** START OF Excerpted records **
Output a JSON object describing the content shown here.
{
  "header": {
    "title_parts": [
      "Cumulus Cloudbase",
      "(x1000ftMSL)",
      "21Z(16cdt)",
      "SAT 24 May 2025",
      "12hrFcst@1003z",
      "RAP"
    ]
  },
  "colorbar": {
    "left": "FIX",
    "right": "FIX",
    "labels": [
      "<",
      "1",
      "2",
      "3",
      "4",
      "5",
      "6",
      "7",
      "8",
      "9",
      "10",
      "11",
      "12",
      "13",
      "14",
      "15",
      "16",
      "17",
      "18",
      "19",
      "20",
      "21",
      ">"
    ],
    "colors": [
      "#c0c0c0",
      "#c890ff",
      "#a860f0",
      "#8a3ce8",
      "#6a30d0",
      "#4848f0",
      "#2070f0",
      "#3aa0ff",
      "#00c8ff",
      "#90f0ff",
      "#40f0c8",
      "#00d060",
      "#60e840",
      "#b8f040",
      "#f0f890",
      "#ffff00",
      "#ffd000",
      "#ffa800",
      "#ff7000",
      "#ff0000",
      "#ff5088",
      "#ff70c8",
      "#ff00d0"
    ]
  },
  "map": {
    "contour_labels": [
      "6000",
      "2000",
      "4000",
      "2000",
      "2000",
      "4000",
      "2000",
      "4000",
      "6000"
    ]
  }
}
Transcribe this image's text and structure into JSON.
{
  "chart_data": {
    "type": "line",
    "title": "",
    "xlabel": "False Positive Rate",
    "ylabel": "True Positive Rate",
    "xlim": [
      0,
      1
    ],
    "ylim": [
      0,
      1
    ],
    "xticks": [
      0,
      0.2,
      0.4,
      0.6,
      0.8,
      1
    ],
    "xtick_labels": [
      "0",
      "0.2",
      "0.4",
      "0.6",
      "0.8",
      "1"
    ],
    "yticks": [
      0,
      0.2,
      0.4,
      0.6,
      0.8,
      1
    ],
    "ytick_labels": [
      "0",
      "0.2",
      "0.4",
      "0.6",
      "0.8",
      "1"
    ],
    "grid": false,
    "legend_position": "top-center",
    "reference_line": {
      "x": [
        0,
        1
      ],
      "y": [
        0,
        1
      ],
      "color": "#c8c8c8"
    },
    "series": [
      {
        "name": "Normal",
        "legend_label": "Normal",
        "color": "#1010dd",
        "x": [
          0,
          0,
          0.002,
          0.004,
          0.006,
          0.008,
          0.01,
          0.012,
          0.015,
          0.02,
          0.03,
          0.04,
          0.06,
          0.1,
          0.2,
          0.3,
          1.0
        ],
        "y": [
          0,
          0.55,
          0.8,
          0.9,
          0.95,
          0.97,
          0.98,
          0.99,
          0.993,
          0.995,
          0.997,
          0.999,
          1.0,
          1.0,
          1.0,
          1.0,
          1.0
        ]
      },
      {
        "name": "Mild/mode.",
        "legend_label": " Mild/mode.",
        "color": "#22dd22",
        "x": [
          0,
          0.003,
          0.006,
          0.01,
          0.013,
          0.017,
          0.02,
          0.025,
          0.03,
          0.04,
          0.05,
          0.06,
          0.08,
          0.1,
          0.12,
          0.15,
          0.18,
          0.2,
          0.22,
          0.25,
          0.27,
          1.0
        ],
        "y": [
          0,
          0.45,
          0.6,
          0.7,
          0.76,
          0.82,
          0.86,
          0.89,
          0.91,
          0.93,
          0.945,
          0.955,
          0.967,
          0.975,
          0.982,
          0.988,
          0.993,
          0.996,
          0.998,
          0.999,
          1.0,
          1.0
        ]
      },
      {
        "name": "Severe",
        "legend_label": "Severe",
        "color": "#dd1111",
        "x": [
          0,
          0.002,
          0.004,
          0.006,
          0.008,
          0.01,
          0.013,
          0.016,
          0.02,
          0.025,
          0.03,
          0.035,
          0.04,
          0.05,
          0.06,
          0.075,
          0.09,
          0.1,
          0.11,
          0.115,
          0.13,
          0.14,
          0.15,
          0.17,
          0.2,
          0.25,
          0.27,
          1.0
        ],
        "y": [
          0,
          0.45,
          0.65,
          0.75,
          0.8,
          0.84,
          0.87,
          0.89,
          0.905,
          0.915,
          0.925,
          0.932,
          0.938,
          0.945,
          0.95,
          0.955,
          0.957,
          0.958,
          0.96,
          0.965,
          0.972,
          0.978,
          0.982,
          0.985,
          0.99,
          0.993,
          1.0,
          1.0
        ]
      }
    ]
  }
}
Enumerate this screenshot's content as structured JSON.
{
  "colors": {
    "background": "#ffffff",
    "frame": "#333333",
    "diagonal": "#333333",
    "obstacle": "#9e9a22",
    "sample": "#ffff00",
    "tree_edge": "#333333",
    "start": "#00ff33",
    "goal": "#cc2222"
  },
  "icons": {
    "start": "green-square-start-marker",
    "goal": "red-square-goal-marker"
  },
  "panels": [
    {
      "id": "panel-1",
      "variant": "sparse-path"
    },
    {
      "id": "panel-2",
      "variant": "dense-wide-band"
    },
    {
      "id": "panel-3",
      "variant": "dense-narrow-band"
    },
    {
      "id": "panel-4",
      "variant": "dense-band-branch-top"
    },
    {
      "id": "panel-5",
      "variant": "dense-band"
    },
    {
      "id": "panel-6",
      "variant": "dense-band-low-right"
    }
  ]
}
** END OF Excerpted records **
Transcribe the material above in its entirety. Match it exactly.

§ **Correct answer**:
Output a JSON object describing the content shown here.
{
  "header": {
    "title_parts": [
      "Cumulus Cloudbase",
      "(x1000ftMSL)",
      "21Z(16cdt)",
      "SAT 24 May 2025",
      "12hrFcst@1003z",
      "RAP"
    ]
  },
  "colorbar": {
    "left": "FIX",
    "right": "FIX",
    "labels": [
      "<",
      "1",
      "2",
      "3",
      "4",
      "5",
      "6",
      "7",
      "8",
      "9",
      "10",
      "11",
      "12",
      "13",
      "14",
      "15",
      "16",
      "17",
      "18",
      "19",
      "20",
      "21",
      ">"
    ],
    "colors": [
      "#c0c0c0",
      "#c890ff",
      "#a860f0",
      "#8a3ce8",
      "#6a30d0",
      "#4848f0",
      "#2070f0",
      "#3aa0ff",
      "#00c8ff",
      "#90f0ff",
      "#40f0c8",
      "#00d060",
      "#60e840",
      "#b8f040",
      "#f0f890",
      "#ffff00",
      "#ffd000",
      "#ffa800",
      "#ff7000",
      "#ff0000",
      "#ff5088",
      "#ff70c8",
      "#ff00d0"
    ]
  },
  "map": {
    "contour_labels": [
      "6000",
      "2000",
      "4000",
      "2000",
      "2000",
      "4000",
      "2000",
      "4000",
      "6000"
    ]
  }
}
Transcribe this image's text and structure into JSON.
{
  "chart_data": {
    "type": "line",
    "title": "",
    "xlabel": "False Positive Rate",
    "ylabel": "True Positive Rate",
    "xlim": [
      0,
      1
    ],
    "ylim": [
      0,
      1
    ],
    "xticks": [
      0,
      0.2,
      0.4,
      0.6,
      0.8,
      1
    ],
    "xtick_labels": [
      "0",
      "0.2",
      "0.4",
      "0.6",
      "0.8",
      "1"
    ],
    "yticks": [
      0,
      0.2,
      0.4,
      0.6,
      0.8,
      1
    ],
    "ytick_labels": [
      "0",
      "0.2",
      "0.4",
      "0.6",
      "0.8",
      "1"
    ],
    "grid": false,
    "legend_position": "top-center",
    "reference_line": {
      "x": [
        0,
        1
      ],
      "y": [
        0,
        1
      ],
      "color": "#c8c8c8"
    },
    "series": [
      {
        "name": "Normal",
        "legend_label": "Normal",
        "color": "#1010dd",
        "x": [
          0,
          0,
          0.002,
          0.004,
          0.006,
          0.008,
          0.01,
          0.012,
          0.015,
          0.02,
          0.03,
          0.04,
          0.06,
          0.1,
          0.2,
          0.3,
          1.0
        ],
        "y": [
          0,
          0.55,
          0.8,
          0.9,
          0.95,
          0.97,
          0.98,
          0.99,
          0.993,
          0.995,
          0.997,
          0.999,
          1.0,
          1.0,
          1.0,
          1.0,
          1.0
        ]
      },
      {
        "name": "Mild/mode.",
        "legend_label": " Mild/mode.",
        "color": "#22dd22",
        "x": [
          0,
          0.003,
          0.006,
          0.01,
          0.013,
          0.017,
          0.02,
          0.025,
          0.03,
          0.04,
          0.05,
          0.06,
          0.08,
          0.1,
          0.12,
          0.15,
          0.18,
          0.2,
          0.22,
          0.25,
          0.27,
          1.0
        ],
        "y": [
          0,
          0.45,
          0.6,
          0.7,
          0.76,
          0.82,
          0.86,
          0.89,
          0.91,
          0.93,
          0.945,
          0.955,
          0.967,
          0.975,
          0.982,
          0.988,
          0.993,
          0.996,
          0.998,
          0.999,
          1.0,
          1.0
        ]
      },
      {
        "name": "Severe",
        "legend_label": "Severe",
        "color": "#dd1111",
        "x": [
          0,
          0.002,
          0.004,
          0.006,
          0.008,
          0.01,
          0.013,
          0.016,
          0.02,
          0.025,
          0.03,
          0.035,
          0.04,
          0.05,
          0.06,
          0.075,
          0.09,
          0.1,
          0.11,
          0.115,
          0.13,
          0.14,
          0.15,
          0.17,
          0.2,
          0.25,
          0.27,
          1.0
        ],
        "y": [
          0,
          0.45,
          0.65,
          0.75,
          0.8,
          0.84,
          0.87,
          0.89,
          0.905,
          0.915,
          0.925,
          0.932,
          0.938,
          0.945,
          0.95,
          0.955,
          0.957,
          0.958,
          0.96,
          0.965,
          0.972,
          0.978,
          0.982,
          0.985,
          0.99,
          0.993,
          1.0,
          1.0
        ]
      }
    ]
  }
}
Enumerate this screenshot's content as structured JSON.
{
  "colors": {
    "background": "#ffffff",
    "frame": "#333333",
    "diagonal": "#333333",
    "obstacle": "#9e9a22",
    "sample": "#ffff00",
    "tree_edge": "#333333",
    "start": "#00ff33",
    "goal": "#cc2222"
  },
  "icons": {
    "start": "green-square-start-marker",
    "goal": "red-square-goal-marker"
  },
  "panels": [
    {
      "id": "panel-1",
      "variant": "sparse-path"
    },
    {
      "id": "panel-2",
      "variant": "dense-wide-band"
    },
    {
      "id": "panel-3",
      "variant": "dense-narrow-band"
    },
    {
      "id": "panel-4",
      "variant": "dense-band-branch-top"
    },
    {
      "id": "panel-5",
      "variant": "dense-band"
    },
    {
      "id": "panel-6",
      "variant": "dense-band-low-right"
    }
  ]
}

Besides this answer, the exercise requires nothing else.